- [Problem]
Reproduce each line from the records that holds "femelele".

- [Data for the task]
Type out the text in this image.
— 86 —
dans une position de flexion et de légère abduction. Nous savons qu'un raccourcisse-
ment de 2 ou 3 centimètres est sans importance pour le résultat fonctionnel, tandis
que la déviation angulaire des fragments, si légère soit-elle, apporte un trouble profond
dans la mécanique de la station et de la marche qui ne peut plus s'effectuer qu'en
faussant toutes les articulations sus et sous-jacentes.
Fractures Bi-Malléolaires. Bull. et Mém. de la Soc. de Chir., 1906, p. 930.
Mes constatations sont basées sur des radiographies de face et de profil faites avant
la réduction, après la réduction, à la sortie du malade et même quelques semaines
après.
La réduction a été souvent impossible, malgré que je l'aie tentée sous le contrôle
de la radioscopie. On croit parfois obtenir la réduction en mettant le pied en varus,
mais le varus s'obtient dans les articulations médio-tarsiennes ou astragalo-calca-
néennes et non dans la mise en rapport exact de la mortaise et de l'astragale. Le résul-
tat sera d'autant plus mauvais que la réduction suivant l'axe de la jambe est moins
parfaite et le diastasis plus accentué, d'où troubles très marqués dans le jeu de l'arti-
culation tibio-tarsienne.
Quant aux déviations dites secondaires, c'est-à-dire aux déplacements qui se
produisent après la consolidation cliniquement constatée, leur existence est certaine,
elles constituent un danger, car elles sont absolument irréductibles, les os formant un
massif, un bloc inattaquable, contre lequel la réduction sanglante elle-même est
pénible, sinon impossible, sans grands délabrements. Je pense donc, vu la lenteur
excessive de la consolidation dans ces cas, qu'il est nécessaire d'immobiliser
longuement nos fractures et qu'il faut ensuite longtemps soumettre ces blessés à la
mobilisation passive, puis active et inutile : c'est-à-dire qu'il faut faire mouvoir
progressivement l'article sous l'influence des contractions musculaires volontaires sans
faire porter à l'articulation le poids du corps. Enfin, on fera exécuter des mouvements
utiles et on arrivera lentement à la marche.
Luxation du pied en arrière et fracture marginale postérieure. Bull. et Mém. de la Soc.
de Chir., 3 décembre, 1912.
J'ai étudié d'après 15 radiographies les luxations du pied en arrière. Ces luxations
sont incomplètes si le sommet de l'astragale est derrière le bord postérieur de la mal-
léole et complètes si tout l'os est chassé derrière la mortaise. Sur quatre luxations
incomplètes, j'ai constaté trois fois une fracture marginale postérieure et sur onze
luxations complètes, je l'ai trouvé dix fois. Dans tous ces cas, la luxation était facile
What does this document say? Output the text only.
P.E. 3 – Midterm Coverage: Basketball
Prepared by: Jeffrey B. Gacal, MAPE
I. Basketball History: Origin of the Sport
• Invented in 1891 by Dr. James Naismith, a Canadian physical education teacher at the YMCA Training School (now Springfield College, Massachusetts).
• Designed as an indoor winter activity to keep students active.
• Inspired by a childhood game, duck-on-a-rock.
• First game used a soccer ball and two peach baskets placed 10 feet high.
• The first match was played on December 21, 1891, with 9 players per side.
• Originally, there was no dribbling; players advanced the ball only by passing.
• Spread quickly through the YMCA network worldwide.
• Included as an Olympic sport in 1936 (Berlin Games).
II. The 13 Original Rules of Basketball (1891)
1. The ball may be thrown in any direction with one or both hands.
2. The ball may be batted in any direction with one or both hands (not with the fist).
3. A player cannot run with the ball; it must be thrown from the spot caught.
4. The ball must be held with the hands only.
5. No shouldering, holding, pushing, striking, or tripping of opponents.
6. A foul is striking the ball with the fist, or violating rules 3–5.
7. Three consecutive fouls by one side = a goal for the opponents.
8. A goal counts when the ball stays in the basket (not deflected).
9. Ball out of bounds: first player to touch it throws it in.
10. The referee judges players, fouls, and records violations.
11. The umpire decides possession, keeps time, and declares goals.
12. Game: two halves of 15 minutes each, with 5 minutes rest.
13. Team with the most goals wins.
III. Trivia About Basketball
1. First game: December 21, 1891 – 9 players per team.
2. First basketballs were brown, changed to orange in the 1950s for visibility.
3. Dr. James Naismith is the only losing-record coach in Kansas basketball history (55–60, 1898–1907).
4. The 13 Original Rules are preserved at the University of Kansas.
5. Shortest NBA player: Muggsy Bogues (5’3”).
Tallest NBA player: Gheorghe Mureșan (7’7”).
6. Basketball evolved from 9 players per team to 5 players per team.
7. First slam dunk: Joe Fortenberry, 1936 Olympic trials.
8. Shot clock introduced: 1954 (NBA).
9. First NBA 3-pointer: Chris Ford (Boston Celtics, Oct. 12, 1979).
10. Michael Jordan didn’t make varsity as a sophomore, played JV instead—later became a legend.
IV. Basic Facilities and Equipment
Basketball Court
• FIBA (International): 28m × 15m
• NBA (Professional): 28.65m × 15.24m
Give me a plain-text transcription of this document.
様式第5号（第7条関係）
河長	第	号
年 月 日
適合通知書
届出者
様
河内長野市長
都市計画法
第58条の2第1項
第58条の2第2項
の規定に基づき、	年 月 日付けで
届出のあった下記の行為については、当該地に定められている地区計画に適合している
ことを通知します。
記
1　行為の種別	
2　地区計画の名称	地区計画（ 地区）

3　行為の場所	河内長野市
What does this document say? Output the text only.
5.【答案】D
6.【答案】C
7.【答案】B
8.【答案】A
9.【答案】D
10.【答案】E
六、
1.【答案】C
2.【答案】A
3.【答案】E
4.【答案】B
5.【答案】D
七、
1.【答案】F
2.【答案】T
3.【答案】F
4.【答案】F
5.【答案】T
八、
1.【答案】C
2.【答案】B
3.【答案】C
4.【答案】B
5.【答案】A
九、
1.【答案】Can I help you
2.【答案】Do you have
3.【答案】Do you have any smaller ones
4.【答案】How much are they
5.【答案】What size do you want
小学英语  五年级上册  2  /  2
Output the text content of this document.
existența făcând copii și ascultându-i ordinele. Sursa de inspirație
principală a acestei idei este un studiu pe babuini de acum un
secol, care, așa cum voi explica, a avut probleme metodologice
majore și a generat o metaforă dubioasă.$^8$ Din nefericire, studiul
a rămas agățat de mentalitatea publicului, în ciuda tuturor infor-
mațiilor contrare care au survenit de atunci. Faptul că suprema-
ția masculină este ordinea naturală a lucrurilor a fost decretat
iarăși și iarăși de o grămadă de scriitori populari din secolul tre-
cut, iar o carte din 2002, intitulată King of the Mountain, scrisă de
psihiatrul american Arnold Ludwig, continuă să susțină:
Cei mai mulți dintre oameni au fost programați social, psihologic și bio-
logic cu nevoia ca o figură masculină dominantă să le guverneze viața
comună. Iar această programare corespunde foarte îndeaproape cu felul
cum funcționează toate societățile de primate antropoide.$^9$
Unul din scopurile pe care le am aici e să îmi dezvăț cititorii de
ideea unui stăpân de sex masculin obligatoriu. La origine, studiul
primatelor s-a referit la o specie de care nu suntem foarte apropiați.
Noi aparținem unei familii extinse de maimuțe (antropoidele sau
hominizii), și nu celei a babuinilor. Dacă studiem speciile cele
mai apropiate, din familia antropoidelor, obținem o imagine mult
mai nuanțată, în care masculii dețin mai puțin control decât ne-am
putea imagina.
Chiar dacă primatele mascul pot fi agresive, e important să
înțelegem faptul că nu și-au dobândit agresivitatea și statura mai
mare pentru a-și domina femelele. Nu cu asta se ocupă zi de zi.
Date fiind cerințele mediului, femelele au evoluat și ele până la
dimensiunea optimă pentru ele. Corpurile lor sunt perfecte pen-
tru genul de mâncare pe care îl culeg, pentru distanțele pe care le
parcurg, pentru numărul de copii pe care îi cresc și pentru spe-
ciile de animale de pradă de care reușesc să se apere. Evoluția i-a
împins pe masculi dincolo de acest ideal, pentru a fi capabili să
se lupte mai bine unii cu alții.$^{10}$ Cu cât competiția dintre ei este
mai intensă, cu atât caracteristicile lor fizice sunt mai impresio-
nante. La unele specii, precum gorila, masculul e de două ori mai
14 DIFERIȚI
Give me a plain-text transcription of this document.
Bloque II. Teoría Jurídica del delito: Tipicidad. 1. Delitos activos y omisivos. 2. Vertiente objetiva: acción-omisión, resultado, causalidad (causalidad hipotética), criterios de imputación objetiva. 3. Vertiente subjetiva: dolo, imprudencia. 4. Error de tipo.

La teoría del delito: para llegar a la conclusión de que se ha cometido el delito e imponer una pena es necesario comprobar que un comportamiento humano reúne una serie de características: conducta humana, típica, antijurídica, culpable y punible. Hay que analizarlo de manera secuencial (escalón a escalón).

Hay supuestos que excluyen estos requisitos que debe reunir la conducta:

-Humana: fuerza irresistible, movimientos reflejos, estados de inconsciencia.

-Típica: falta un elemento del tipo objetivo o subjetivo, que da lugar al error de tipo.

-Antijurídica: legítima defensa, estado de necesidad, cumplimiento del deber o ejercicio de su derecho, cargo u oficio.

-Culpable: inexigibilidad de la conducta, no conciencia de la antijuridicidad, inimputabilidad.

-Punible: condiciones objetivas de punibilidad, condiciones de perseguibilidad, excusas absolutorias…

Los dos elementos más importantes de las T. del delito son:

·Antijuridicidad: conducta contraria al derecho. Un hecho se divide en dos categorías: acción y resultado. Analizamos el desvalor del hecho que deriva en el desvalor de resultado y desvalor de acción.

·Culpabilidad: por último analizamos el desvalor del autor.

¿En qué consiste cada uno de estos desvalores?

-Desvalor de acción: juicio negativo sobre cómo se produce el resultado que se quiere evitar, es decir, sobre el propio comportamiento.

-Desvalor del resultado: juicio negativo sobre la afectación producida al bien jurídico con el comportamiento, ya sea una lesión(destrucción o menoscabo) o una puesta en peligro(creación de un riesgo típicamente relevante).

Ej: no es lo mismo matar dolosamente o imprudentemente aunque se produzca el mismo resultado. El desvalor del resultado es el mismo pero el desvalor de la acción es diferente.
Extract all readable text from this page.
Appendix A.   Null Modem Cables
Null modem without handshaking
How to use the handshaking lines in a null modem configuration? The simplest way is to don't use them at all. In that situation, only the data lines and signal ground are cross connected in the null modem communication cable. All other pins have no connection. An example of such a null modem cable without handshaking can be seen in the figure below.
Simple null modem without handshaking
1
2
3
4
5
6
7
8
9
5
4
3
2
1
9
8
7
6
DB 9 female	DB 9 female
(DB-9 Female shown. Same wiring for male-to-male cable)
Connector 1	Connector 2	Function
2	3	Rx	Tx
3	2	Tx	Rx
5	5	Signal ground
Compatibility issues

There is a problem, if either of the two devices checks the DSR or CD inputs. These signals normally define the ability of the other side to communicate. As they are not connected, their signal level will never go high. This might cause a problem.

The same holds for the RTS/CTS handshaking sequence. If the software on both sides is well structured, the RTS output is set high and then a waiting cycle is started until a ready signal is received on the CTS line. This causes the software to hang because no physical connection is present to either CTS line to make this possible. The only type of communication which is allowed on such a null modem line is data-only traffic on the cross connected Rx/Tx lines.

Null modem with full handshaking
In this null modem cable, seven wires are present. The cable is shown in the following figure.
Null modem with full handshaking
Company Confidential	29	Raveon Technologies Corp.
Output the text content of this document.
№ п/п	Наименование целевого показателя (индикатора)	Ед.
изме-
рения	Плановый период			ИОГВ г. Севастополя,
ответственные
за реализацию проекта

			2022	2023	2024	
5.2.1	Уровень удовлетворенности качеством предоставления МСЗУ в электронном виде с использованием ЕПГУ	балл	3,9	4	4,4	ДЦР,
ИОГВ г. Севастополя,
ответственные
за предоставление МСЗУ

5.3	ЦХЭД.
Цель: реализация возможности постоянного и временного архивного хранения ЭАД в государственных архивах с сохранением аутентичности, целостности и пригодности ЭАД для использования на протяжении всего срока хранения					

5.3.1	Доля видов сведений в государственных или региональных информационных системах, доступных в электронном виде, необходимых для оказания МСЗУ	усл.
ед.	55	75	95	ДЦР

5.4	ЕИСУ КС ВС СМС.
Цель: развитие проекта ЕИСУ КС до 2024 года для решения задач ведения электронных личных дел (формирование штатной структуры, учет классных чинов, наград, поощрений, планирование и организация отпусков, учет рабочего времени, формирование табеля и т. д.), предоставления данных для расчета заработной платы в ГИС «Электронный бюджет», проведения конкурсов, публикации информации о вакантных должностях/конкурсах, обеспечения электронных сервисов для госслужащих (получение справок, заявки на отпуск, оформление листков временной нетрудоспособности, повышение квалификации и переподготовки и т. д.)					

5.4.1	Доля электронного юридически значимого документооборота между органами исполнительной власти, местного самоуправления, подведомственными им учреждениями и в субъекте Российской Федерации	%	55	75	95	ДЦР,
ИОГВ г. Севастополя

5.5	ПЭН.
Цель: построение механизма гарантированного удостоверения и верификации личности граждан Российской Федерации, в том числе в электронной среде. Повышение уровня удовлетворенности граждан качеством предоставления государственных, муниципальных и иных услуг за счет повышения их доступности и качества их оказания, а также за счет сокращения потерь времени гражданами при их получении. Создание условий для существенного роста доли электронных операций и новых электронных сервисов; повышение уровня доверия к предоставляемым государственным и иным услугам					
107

- [Response]
mare pentru a-și domina femelele. Nu cu asta se ocupă zi de zi.
Date fiind cerințele mediului, femelele au evoluat și ele până la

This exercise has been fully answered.